[Aim]: In the entries below, identify every line with the string "bearded" and copy it.

[Exercise data]:
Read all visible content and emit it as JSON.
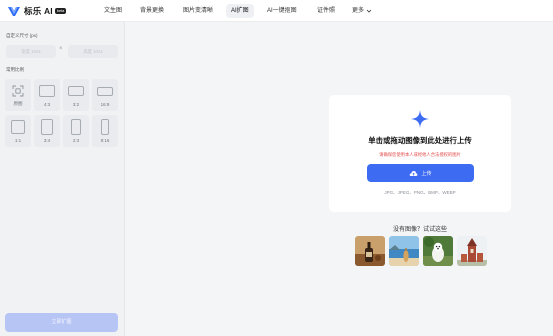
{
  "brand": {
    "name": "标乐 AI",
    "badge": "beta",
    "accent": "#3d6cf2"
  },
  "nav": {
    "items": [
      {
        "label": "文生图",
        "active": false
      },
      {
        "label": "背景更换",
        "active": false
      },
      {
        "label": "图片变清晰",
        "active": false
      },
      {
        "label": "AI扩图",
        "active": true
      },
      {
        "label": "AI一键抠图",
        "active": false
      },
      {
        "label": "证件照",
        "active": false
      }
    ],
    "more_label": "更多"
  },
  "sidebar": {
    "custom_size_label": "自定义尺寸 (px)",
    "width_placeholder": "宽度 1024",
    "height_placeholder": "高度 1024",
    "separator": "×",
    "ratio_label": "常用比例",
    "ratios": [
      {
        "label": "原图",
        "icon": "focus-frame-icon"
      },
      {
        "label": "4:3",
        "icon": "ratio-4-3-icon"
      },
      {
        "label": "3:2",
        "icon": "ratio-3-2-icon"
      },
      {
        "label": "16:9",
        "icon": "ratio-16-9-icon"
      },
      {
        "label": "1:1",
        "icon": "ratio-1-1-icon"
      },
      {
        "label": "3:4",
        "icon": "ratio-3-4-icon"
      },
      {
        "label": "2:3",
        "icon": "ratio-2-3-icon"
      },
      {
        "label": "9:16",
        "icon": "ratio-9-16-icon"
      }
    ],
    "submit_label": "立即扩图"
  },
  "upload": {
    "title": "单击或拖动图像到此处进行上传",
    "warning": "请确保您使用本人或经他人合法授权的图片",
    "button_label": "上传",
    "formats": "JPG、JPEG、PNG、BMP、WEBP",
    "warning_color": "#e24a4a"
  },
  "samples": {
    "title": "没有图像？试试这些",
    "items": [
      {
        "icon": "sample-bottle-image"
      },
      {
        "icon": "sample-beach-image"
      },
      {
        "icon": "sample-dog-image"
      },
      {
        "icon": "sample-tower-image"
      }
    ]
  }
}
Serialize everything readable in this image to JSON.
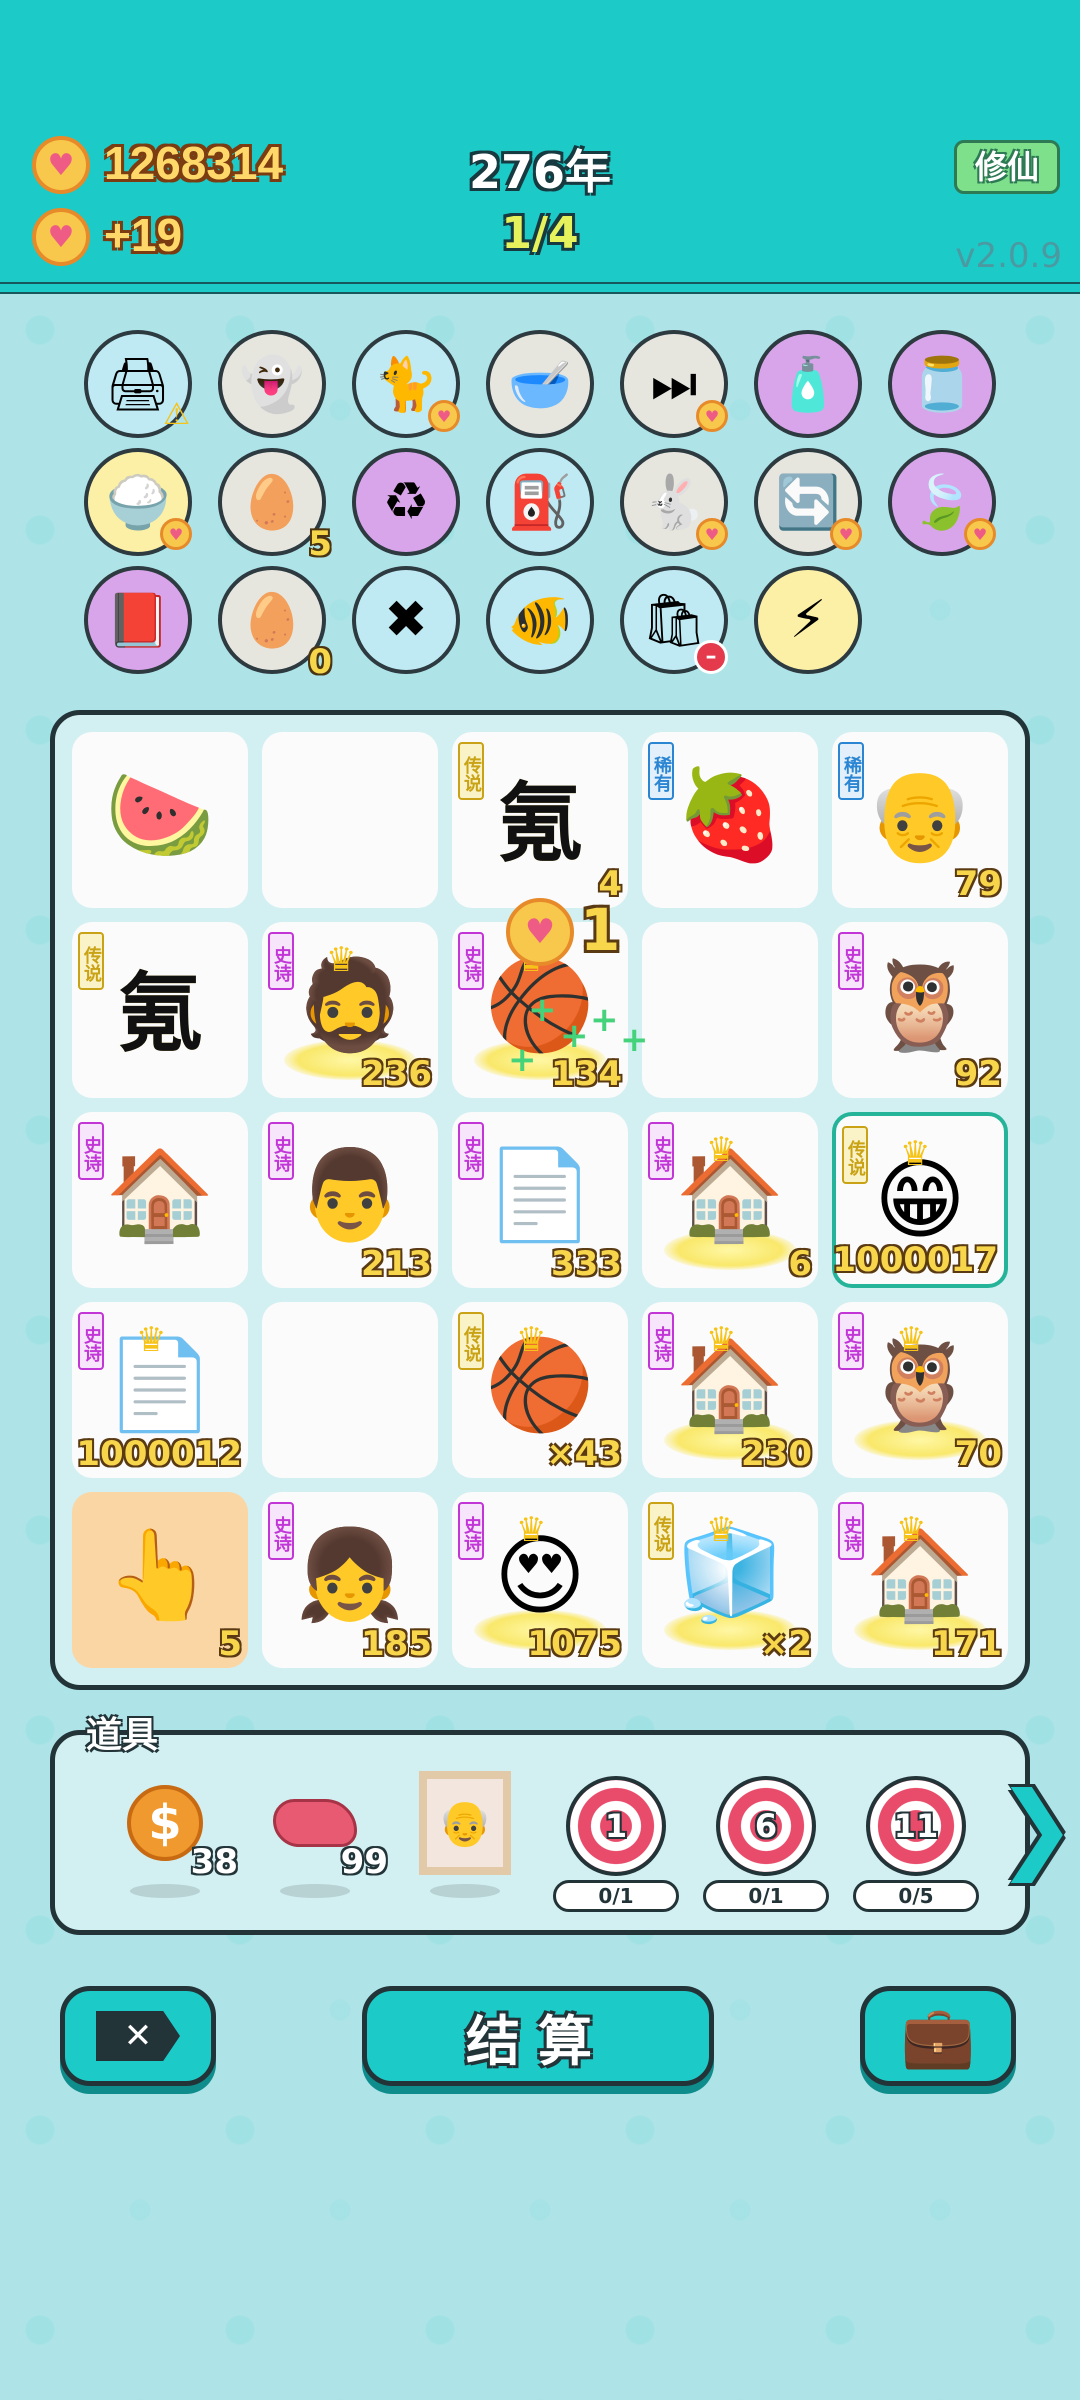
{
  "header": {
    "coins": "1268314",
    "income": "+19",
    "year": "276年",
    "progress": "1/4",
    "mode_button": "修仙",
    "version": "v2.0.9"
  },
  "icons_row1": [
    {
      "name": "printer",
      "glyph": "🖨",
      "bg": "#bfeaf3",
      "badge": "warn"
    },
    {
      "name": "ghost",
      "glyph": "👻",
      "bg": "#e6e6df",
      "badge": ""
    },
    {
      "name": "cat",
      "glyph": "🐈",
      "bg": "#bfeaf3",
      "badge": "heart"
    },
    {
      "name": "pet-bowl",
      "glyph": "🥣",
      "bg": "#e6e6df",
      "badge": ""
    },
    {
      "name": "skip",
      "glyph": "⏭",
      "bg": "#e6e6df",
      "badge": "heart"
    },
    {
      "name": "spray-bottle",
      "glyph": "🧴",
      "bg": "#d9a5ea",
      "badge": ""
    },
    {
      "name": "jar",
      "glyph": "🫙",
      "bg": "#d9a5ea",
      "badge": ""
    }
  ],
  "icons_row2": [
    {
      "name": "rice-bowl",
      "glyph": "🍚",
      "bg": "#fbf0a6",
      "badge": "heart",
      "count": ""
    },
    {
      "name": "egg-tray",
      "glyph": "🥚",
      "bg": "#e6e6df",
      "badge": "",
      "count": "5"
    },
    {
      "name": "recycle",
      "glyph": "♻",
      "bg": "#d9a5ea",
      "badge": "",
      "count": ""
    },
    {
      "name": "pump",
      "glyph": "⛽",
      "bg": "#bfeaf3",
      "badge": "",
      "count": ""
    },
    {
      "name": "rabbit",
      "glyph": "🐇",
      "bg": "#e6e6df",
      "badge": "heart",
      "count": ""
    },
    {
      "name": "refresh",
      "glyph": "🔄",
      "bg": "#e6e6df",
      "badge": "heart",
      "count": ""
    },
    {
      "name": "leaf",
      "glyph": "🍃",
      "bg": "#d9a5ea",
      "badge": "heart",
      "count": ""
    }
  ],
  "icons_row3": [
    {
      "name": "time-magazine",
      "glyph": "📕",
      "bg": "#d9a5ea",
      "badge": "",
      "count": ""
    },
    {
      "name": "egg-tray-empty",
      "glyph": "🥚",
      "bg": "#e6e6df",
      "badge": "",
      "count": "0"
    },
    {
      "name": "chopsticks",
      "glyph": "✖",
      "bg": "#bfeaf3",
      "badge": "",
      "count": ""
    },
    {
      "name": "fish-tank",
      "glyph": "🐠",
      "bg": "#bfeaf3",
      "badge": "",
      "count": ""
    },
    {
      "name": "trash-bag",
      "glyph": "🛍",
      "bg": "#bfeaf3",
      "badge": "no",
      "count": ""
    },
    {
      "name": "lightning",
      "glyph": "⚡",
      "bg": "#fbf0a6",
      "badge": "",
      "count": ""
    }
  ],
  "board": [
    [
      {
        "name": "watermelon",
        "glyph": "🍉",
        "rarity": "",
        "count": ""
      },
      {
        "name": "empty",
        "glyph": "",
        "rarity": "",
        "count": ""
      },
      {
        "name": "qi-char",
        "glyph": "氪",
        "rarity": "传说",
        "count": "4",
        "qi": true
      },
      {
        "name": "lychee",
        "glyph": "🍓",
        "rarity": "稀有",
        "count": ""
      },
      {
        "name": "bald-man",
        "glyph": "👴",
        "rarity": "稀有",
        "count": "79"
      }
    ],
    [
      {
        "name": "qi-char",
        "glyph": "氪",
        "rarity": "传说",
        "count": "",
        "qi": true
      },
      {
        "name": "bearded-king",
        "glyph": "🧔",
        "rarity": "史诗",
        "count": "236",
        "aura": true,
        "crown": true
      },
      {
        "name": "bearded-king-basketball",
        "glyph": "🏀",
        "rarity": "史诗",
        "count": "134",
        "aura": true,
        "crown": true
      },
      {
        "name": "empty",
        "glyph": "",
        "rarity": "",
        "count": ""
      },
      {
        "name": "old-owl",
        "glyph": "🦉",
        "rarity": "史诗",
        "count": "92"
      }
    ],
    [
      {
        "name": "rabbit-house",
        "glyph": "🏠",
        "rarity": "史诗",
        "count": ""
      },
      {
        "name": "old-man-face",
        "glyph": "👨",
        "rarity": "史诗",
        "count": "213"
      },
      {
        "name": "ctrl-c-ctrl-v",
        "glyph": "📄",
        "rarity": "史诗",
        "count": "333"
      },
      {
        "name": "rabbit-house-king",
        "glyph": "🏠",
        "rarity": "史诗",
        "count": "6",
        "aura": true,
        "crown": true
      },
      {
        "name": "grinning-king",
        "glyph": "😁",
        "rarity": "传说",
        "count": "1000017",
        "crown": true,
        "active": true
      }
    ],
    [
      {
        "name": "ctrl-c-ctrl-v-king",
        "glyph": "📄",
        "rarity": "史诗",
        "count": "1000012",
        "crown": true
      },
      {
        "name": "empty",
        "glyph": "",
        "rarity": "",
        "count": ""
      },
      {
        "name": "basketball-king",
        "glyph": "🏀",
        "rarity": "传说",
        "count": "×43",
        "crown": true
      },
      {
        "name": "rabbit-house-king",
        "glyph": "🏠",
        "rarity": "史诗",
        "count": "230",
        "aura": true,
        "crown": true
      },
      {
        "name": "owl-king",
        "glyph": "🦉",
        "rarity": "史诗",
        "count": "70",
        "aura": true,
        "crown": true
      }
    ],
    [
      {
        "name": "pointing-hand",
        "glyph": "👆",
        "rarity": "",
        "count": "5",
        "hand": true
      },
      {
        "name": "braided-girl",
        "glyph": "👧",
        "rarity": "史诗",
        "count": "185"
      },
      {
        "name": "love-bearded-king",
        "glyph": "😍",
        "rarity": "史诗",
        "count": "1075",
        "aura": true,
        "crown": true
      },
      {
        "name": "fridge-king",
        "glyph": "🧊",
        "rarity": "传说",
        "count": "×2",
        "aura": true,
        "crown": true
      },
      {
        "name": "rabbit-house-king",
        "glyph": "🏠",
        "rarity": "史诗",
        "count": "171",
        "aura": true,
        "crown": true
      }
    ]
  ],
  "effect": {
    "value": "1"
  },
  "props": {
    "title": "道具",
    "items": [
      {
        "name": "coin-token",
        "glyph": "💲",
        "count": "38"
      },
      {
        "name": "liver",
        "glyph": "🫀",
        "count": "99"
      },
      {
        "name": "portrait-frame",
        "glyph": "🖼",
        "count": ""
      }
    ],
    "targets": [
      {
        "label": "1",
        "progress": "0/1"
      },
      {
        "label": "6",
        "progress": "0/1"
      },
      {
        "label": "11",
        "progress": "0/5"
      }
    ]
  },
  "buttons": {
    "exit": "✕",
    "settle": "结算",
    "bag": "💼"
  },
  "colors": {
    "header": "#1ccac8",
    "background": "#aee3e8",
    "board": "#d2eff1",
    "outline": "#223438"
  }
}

[Correct answer]:
        "name": "bearded-king",
        "name": "bearded-king-basketball",
        "name": "love-bearded-king",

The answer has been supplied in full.